* **Work to complete**
Extract every line of the entries below and reproduce each one verbatim, with no changes.

* **Information supplied**
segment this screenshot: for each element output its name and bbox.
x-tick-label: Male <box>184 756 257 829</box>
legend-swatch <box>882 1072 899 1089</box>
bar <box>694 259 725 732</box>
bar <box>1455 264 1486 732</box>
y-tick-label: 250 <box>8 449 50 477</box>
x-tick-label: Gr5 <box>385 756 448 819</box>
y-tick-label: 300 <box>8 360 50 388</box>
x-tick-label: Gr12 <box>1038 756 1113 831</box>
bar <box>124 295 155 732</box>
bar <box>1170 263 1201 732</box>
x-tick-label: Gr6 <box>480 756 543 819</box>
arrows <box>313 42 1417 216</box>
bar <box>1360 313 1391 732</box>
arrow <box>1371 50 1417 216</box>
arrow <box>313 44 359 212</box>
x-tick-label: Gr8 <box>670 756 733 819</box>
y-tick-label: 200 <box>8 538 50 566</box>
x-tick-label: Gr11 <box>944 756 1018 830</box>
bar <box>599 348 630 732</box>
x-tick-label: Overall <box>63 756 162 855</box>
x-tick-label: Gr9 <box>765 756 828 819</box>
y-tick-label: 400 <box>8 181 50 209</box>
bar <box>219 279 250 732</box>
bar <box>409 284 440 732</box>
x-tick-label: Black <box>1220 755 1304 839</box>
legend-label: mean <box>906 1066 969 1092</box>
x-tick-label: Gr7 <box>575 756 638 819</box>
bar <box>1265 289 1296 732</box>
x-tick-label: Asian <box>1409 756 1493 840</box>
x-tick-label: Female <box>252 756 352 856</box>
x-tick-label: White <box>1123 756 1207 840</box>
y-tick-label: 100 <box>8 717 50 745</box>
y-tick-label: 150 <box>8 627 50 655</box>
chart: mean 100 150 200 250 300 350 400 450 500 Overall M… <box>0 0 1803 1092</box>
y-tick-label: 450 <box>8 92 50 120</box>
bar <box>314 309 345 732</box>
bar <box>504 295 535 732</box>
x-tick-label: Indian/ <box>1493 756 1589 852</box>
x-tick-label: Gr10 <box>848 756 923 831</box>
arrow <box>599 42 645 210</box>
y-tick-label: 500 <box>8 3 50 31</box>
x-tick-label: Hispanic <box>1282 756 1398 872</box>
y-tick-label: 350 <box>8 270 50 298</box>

* **Full response**
segment this screenshot: for each element output its name and bbox.
x-tick-label: Male <box>184 756 257 829</box>
legend-swatch <box>882 1072 899 1089</box>
bar <box>694 259 725 732</box>
bar <box>1455 264 1486 732</box>
y-tick-label: 250 <box>8 449 50 477</box>
x-tick-label: Gr5 <box>385 756 448 819</box>
y-tick-label: 300 <box>8 360 50 388</box>
x-tick-label: Gr12 <box>1038 756 1113 831</box>
bar <box>124 295 155 732</box>
bar <box>1170 263 1201 732</box>
x-tick-label: Gr6 <box>480 756 543 819</box>
arrows <box>313 42 1417 216</box>
bar <box>1360 313 1391 732</box>
arrow <box>1371 50 1417 216</box>
arrow <box>313 44 359 212</box>
x-tick-label: Gr8 <box>670 756 733 819</box>
y-tick-label: 200 <box>8 538 50 566</box>
x-tick-label: Gr11 <box>944 756 1018 830</box>
bar <box>599 348 630 732</box>
x-tick-label: Overall <box>63 756 162 855</box>
x-tick-label: Gr9 <box>765 756 828 819</box>
y-tick-label: 400 <box>8 181 50 209</box>
bar <box>219 279 250 732</box>
bar <box>409 284 440 732</box>
x-tick-label: Black <box>1220 755 1304 839</box>
legend-label: mean <box>906 1066 969 1092</box>
x-tick-label: Gr7 <box>575 756 638 819</box>
bar <box>1265 289 1296 732</box>
x-tick-label: Asian <box>1409 756 1493 840</box>
x-tick-label: Female <box>252 756 352 856</box>
x-tick-label: White <box>1123 756 1207 840</box>
y-tick-label: 100 <box>8 717 50 745</box>
y-tick-label: 150 <box>8 627 50 655</box>
chart: mean 100 150 200 250 300 350 400 450 500 Overall M… <box>0 0 1803 1092</box>
y-tick-label: 450 <box>8 92 50 120</box>
bar <box>314 309 345 732</box>
bar <box>504 295 535 732</box>
x-tick-label: Indian/ <box>1493 756 1589 852</box>
x-tick-label: Gr10 <box>848 756 923 831</box>
arrow <box>599 42 645 210</box>
y-tick-label: 500 <box>8 3 50 31</box>
x-tick-label: Hispanic <box>1282 756 1398 872</box>
y-tick-label: 350 <box>8 270 50 298</box>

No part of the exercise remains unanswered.